[start]

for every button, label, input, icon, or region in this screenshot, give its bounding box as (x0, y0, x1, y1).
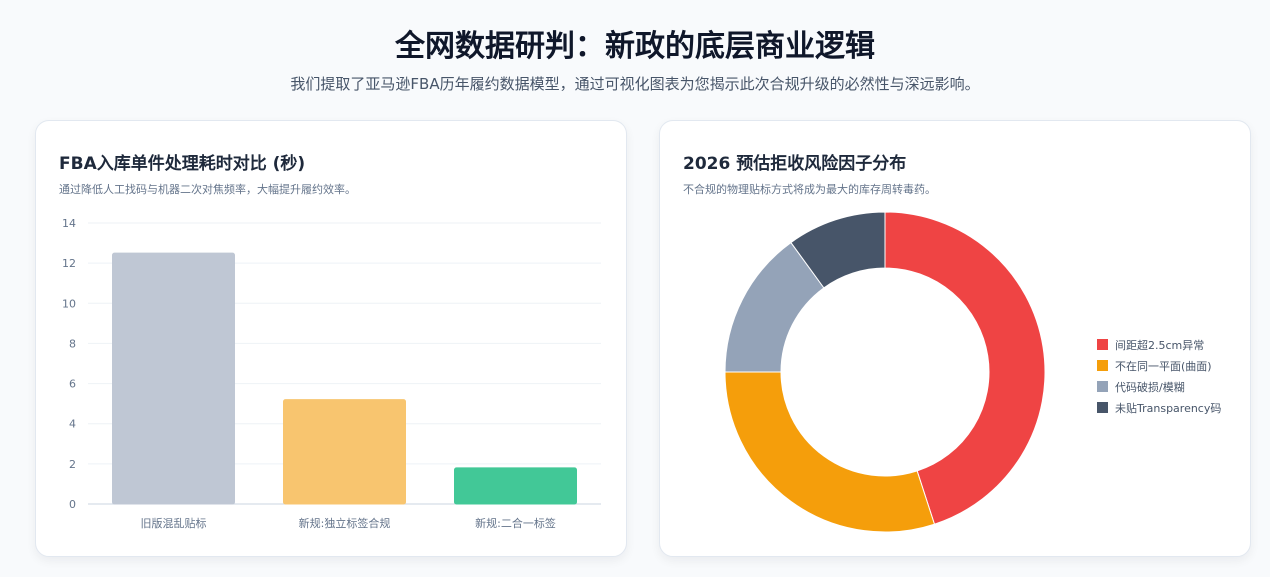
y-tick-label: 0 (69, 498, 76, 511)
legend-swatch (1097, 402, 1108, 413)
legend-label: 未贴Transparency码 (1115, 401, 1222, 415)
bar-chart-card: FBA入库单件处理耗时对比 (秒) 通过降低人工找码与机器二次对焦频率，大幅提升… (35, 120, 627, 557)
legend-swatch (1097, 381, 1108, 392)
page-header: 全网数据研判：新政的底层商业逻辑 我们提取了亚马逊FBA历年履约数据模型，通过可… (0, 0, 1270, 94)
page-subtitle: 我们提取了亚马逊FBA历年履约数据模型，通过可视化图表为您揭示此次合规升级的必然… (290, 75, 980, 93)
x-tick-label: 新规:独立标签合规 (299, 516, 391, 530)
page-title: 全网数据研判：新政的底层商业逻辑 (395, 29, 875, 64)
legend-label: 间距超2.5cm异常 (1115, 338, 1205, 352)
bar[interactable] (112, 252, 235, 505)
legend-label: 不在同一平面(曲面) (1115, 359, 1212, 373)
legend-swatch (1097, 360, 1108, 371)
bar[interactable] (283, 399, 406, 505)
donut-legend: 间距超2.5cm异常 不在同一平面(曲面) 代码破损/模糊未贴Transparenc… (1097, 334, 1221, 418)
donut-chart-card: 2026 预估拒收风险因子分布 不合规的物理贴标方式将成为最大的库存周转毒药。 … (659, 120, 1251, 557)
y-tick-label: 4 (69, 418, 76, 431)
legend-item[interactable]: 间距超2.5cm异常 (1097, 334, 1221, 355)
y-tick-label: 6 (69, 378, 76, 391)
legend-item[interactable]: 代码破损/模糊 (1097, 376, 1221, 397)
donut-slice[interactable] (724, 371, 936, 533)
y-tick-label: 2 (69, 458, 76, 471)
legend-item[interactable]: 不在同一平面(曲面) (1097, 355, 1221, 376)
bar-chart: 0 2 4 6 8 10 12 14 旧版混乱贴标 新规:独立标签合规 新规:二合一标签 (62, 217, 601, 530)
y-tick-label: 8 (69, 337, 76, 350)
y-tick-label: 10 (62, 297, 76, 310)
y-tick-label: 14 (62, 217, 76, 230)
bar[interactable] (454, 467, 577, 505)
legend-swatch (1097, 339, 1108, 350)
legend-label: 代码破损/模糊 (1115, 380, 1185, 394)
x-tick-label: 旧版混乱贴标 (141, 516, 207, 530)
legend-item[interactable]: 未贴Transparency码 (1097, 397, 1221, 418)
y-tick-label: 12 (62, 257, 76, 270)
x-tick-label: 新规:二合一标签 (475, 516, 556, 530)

[end]

## Short exercise
Repeat the data line by line, starting at the line that contains "y-tick-label: 0 (69, 498, 76, 511)" and stopping after the line that contains "legend-label: 不在同一平面(曲面) (1115, 359, 1212, 373)".

## Answer to the task
y-tick-label: 0 (69, 498, 76, 511)
legend-swatch (1097, 402, 1108, 413)
legend-label: 未贴Transparency码 (1115, 401, 1222, 415)
bar-chart-card: FBA入库单件处理耗时对比 (秒) 通过降低人工找码与机器二次对焦频率，大幅提升… (35, 120, 627, 557)
legend-swatch (1097, 381, 1108, 392)
page-header: 全网数据研判：新政的底层商业逻辑 我们提取了亚马逊FBA历年履约数据模型，通过可… (0, 0, 1270, 94)
page-subtitle: 我们提取了亚马逊FBA历年履约数据模型，通过可视化图表为您揭示此次合规升级的必然… (290, 75, 980, 93)
x-tick-label: 新规:独立标签合规 (299, 516, 391, 530)
page-title: 全网数据研判：新政的底层商业逻辑 (395, 29, 875, 64)
legend-label: 间距超2.5cm异常 (1115, 338, 1205, 352)
bar[interactable] (112, 252, 235, 505)
legend-label: 不在同一平面(曲面) (1115, 359, 1212, 373)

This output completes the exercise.